Stated task:
Pull every "name" line out of the data below.

Supplied entries:
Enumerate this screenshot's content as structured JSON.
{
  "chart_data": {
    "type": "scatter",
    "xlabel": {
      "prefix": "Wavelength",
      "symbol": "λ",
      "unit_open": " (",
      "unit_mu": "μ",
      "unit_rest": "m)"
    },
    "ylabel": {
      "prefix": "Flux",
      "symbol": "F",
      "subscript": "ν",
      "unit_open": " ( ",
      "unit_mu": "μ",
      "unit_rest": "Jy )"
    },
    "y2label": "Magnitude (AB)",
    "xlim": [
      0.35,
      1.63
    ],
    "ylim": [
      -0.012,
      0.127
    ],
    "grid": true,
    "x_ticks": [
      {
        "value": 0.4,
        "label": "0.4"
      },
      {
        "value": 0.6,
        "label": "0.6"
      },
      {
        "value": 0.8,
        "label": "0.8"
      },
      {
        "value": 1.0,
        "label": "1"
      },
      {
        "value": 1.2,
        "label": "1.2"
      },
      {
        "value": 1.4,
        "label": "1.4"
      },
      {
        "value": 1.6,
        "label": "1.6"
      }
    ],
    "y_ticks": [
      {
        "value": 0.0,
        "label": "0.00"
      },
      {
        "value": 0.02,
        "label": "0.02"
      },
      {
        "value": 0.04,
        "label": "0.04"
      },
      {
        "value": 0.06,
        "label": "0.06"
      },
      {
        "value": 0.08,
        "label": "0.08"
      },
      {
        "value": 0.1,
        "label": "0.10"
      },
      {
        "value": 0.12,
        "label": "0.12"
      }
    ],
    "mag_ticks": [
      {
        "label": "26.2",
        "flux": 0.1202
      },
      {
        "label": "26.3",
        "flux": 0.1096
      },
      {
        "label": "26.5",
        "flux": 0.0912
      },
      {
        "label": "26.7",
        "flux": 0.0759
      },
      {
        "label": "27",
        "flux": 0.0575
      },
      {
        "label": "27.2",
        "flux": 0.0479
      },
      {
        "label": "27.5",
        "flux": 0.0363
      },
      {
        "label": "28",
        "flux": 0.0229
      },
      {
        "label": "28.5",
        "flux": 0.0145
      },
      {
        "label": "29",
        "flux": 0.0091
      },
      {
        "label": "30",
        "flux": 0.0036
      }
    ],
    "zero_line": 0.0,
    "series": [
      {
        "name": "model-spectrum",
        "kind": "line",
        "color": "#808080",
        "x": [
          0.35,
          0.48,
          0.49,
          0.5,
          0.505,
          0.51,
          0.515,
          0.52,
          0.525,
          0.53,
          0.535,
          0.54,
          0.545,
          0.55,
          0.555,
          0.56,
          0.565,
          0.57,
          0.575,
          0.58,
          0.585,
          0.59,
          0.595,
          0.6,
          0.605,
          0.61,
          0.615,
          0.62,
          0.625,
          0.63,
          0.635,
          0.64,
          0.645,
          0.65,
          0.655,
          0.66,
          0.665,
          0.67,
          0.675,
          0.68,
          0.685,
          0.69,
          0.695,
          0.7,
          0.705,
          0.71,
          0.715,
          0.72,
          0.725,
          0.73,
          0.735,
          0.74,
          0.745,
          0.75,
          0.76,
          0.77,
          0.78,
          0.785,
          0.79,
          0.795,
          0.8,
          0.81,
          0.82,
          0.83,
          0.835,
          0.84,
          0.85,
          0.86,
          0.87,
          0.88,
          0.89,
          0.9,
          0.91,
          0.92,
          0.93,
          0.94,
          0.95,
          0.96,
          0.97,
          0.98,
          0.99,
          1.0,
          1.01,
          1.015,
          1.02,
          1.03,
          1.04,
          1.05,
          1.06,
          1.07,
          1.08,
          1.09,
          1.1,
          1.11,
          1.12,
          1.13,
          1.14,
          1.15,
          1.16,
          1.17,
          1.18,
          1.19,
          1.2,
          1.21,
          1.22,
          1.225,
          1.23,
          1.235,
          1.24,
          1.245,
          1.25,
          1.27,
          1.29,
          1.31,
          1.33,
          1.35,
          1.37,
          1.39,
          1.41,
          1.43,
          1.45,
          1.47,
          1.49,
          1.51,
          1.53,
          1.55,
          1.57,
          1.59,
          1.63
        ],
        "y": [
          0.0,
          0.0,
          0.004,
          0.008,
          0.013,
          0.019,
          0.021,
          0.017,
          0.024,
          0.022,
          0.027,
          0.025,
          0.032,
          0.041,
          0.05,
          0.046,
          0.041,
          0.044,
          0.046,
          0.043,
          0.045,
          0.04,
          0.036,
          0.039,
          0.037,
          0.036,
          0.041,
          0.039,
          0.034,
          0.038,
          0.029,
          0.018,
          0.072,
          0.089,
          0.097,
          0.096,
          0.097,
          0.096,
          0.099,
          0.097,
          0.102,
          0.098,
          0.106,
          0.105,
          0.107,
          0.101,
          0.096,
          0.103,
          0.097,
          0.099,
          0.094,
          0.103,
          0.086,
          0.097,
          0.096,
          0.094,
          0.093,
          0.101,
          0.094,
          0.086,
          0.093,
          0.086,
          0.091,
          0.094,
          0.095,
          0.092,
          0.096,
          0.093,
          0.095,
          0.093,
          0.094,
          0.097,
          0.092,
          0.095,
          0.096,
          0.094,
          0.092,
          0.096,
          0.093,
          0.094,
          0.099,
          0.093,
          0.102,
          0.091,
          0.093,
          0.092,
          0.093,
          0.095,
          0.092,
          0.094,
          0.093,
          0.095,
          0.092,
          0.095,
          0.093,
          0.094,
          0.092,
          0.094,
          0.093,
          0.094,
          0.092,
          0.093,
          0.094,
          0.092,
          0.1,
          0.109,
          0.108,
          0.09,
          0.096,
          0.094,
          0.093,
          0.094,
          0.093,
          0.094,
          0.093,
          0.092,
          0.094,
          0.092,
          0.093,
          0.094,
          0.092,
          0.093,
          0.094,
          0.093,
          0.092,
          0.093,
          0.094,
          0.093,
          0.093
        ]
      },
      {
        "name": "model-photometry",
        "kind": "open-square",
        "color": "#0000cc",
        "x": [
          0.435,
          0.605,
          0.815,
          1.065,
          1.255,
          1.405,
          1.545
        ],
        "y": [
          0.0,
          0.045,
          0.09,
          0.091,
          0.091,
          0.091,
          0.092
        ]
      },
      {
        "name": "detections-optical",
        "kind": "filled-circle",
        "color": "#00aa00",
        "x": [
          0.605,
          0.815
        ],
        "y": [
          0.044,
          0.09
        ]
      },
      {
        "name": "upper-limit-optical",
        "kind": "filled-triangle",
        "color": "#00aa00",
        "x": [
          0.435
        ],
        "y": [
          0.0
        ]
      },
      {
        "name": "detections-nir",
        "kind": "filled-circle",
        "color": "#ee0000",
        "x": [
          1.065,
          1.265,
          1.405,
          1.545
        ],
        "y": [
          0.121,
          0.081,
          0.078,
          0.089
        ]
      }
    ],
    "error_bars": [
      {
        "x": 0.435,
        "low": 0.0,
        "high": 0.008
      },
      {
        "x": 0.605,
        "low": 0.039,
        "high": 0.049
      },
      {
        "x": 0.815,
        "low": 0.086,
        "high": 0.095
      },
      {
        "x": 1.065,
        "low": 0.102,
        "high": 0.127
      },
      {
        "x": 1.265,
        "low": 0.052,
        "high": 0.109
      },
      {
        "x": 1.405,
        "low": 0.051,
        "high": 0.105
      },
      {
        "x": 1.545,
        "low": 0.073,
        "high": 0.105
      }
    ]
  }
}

Reply to the task:
        "name": "model-spectrum",
        "name": "model-photometry",
        "name": "detections-optical",
        "name": "upper-limit-optical",
        "name": "detections-nir",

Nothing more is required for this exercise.